Entries supplied:
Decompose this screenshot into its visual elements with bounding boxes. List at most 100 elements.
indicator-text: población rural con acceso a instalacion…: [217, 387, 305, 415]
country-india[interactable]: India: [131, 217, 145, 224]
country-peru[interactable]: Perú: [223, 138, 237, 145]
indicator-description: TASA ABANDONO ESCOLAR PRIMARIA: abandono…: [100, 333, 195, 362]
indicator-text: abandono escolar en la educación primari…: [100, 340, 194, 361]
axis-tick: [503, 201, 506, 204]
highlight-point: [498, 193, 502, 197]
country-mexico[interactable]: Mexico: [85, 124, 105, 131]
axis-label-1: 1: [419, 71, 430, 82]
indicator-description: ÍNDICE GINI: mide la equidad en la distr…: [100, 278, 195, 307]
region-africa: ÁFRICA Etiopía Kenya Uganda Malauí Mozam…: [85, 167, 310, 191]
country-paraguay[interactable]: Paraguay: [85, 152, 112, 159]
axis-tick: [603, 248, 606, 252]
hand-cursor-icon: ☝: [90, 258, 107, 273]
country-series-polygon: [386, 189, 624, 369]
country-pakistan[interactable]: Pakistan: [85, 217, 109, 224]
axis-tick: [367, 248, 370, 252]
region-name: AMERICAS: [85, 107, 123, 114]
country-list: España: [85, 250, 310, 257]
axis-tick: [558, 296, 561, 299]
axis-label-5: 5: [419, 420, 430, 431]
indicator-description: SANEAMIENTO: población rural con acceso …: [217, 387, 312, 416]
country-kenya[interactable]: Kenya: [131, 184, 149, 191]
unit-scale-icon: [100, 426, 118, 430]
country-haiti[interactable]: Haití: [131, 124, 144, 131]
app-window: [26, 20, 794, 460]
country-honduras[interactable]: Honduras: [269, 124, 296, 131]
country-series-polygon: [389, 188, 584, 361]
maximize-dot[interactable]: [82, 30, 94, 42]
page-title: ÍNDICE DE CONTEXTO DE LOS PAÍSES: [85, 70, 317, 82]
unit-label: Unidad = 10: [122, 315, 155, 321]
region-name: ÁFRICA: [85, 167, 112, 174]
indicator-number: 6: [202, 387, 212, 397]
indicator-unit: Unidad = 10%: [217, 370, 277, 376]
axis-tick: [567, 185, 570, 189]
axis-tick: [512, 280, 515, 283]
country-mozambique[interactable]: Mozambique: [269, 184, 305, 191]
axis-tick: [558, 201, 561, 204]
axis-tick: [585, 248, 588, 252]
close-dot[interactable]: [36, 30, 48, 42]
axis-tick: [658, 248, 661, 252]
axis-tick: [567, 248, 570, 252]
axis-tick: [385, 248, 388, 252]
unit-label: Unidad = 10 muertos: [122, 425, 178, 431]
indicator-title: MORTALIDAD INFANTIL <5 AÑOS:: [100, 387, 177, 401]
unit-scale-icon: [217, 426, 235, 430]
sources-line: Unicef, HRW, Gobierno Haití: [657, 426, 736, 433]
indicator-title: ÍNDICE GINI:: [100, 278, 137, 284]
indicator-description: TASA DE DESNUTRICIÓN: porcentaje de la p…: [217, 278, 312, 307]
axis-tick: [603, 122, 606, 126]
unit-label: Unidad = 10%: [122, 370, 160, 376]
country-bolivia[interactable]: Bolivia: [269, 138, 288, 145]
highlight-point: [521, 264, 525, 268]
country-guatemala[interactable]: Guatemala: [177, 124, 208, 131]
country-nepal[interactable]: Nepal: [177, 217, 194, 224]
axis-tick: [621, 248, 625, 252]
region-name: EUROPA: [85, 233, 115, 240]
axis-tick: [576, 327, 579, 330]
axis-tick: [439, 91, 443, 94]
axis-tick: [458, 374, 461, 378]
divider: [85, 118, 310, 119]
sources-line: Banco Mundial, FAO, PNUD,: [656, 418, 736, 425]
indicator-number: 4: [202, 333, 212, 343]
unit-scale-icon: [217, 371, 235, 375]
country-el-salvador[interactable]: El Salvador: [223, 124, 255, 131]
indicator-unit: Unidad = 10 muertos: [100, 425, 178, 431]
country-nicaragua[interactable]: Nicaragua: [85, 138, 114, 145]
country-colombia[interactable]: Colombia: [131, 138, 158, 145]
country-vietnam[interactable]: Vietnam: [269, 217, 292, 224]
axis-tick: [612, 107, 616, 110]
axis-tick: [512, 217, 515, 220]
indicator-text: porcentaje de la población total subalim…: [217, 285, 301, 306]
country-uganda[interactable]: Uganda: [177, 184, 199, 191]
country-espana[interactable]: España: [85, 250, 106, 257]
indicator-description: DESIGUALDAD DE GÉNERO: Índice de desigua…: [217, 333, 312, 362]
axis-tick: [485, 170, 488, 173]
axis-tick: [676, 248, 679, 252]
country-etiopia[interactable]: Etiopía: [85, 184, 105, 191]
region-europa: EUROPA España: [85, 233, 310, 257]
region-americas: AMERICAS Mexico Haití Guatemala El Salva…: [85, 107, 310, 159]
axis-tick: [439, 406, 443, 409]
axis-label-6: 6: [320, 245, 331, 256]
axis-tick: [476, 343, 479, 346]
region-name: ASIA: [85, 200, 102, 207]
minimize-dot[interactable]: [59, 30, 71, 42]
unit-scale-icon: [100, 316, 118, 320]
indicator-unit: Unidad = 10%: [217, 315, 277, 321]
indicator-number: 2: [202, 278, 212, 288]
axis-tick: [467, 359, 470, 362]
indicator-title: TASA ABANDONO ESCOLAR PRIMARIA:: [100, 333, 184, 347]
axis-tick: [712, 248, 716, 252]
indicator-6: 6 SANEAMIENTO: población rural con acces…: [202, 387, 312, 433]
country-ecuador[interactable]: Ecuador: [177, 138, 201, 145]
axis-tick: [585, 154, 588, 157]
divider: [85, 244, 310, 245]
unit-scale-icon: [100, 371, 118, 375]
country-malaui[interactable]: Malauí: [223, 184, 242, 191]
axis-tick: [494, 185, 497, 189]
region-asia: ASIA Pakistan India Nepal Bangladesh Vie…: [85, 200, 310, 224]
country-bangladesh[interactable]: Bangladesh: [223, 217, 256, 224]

What to do: Reproduce the entire listing above verbatim, line by line.

Task output:
Decompose this screenshot into its visual elements with bounding boxes. List at most 100 elements.
indicator-text: población rural con acceso a instalacion…: [217, 387, 305, 415]
country-india[interactable]: India: [131, 217, 145, 224]
country-peru[interactable]: Perú: [223, 138, 237, 145]
indicator-description: TASA ABANDONO ESCOLAR PRIMARIA: abandono…: [100, 333, 195, 362]
indicator-text: abandono escolar en la educación primari…: [100, 340, 194, 361]
axis-tick: [503, 201, 506, 204]
highlight-point: [498, 193, 502, 197]
country-mexico[interactable]: Mexico: [85, 124, 105, 131]
axis-label-1: 1: [419, 71, 430, 82]
indicator-description: ÍNDICE GINI: mide la equidad en la distr…: [100, 278, 195, 307]
region-africa: ÁFRICA Etiopía Kenya Uganda Malauí Mozam…: [85, 167, 310, 191]
country-paraguay[interactable]: Paraguay: [85, 152, 112, 159]
axis-tick: [603, 248, 606, 252]
hand-cursor-icon: ☝: [90, 258, 107, 273]
country-series-polygon: [386, 189, 624, 369]
country-pakistan[interactable]: Pakistan: [85, 217, 109, 224]
axis-tick: [367, 248, 370, 252]
region-name: AMERICAS: [85, 107, 123, 114]
country-list: España: [85, 250, 310, 257]
axis-tick: [558, 296, 561, 299]
axis-label-5: 5: [419, 420, 430, 431]
indicator-description: SANEAMIENTO: población rural con acceso …: [217, 387, 312, 416]
country-kenya[interactable]: Kenya: [131, 184, 149, 191]
unit-scale-icon: [100, 426, 118, 430]
country-haiti[interactable]: Haití: [131, 124, 144, 131]
app-window: [26, 20, 794, 460]
country-honduras[interactable]: Honduras: [269, 124, 296, 131]
country-series-polygon: [389, 188, 584, 361]
maximize-dot[interactable]: [82, 30, 94, 42]
page-title: ÍNDICE DE CONTEXTO DE LOS PAÍSES: [85, 70, 317, 82]
unit-label: Unidad = 10: [122, 315, 155, 321]
region-name: ÁFRICA: [85, 167, 112, 174]
indicator-number: 6: [202, 387, 212, 397]
indicator-unit: Unidad = 10%: [217, 370, 277, 376]
axis-tick: [567, 185, 570, 189]
axis-tick: [512, 280, 515, 283]
country-mozambique[interactable]: Mozambique: [269, 184, 305, 191]
axis-tick: [558, 201, 561, 204]
axis-tick: [585, 248, 588, 252]
close-dot[interactable]: [36, 30, 48, 42]
axis-tick: [658, 248, 661, 252]
axis-tick: [567, 248, 570, 252]
axis-tick: [385, 248, 388, 252]
unit-label: Unidad = 10 muertos: [122, 425, 178, 431]
indicator-title: MORTALIDAD INFANTIL <5 AÑOS:: [100, 387, 177, 401]
unit-scale-icon: [217, 426, 235, 430]
sources-line: Unicef, HRW, Gobierno Haití: [657, 426, 736, 433]
indicator-title: ÍNDICE GINI:: [100, 278, 137, 284]
indicator-description: TASA DE DESNUTRICIÓN: porcentaje de la p…: [217, 278, 312, 307]
axis-tick: [603, 122, 606, 126]
unit-label: Unidad = 10%: [122, 370, 160, 376]
country-bolivia[interactable]: Bolivia: [269, 138, 288, 145]
highlight-point: [521, 264, 525, 268]
country-guatemala[interactable]: Guatemala: [177, 124, 208, 131]
country-nepal[interactable]: Nepal: [177, 217, 194, 224]
axis-tick: [621, 248, 625, 252]
region-name: EUROPA: [85, 233, 115, 240]
axis-tick: [576, 327, 579, 330]
axis-tick: [439, 91, 443, 94]
axis-tick: [458, 374, 461, 378]
divider: [85, 118, 310, 119]
sources-line: Banco Mundial, FAO, PNUD,: [656, 418, 736, 425]
indicator-number: 4: [202, 333, 212, 343]
unit-scale-icon: [217, 371, 235, 375]
country-el-salvador[interactable]: El Salvador: [223, 124, 255, 131]
indicator-unit: Unidad = 10 muertos: [100, 425, 178, 431]
country-nicaragua[interactable]: Nicaragua: [85, 138, 114, 145]
country-colombia[interactable]: Colombia: [131, 138, 158, 145]
country-vietnam[interactable]: Vietnam: [269, 217, 292, 224]
axis-tick: [612, 107, 616, 110]
axis-tick: [512, 217, 515, 220]
indicator-text: porcentaje de la población total subalim…: [217, 285, 301, 306]
country-uganda[interactable]: Uganda: [177, 184, 199, 191]
country-espana[interactable]: España: [85, 250, 106, 257]
indicator-description: DESIGUALDAD DE GÉNERO: Índice de desigua…: [217, 333, 312, 362]
axis-tick: [485, 170, 488, 173]
axis-tick: [676, 248, 679, 252]
country-etiopia[interactable]: Etiopía: [85, 184, 105, 191]
region-europa: EUROPA España: [85, 233, 310, 257]
region-americas: AMERICAS Mexico Haití Guatemala El Salva…: [85, 107, 310, 159]
axis-tick: [439, 406, 443, 409]
axis-label-6: 6: [320, 245, 331, 256]
axis-tick: [476, 343, 479, 346]
region-name: ASIA: [85, 200, 102, 207]
minimize-dot[interactable]: [59, 30, 71, 42]
unit-scale-icon: [100, 316, 118, 320]
indicator-unit: Unidad = 10%: [217, 315, 277, 321]
indicator-number: 2: [202, 278, 212, 288]
axis-tick: [467, 359, 470, 362]
indicator-title: TASA ABANDONO ESCOLAR PRIMARIA:: [100, 333, 184, 347]
axis-tick: [712, 248, 716, 252]
indicator-6: 6 SANEAMIENTO: población rural con acces…: [202, 387, 312, 433]
country-ecuador[interactable]: Ecuador: [177, 138, 201, 145]
axis-tick: [585, 154, 588, 157]
divider: [85, 244, 310, 245]
unit-scale-icon: [100, 371, 118, 375]
country-malaui[interactable]: Malauí: [223, 184, 242, 191]
axis-tick: [494, 185, 497, 189]
region-asia: ASIA Pakistan India Nepal Bangladesh Vie…: [85, 200, 310, 224]
country-bangladesh[interactable]: Bangladesh: [223, 217, 256, 224]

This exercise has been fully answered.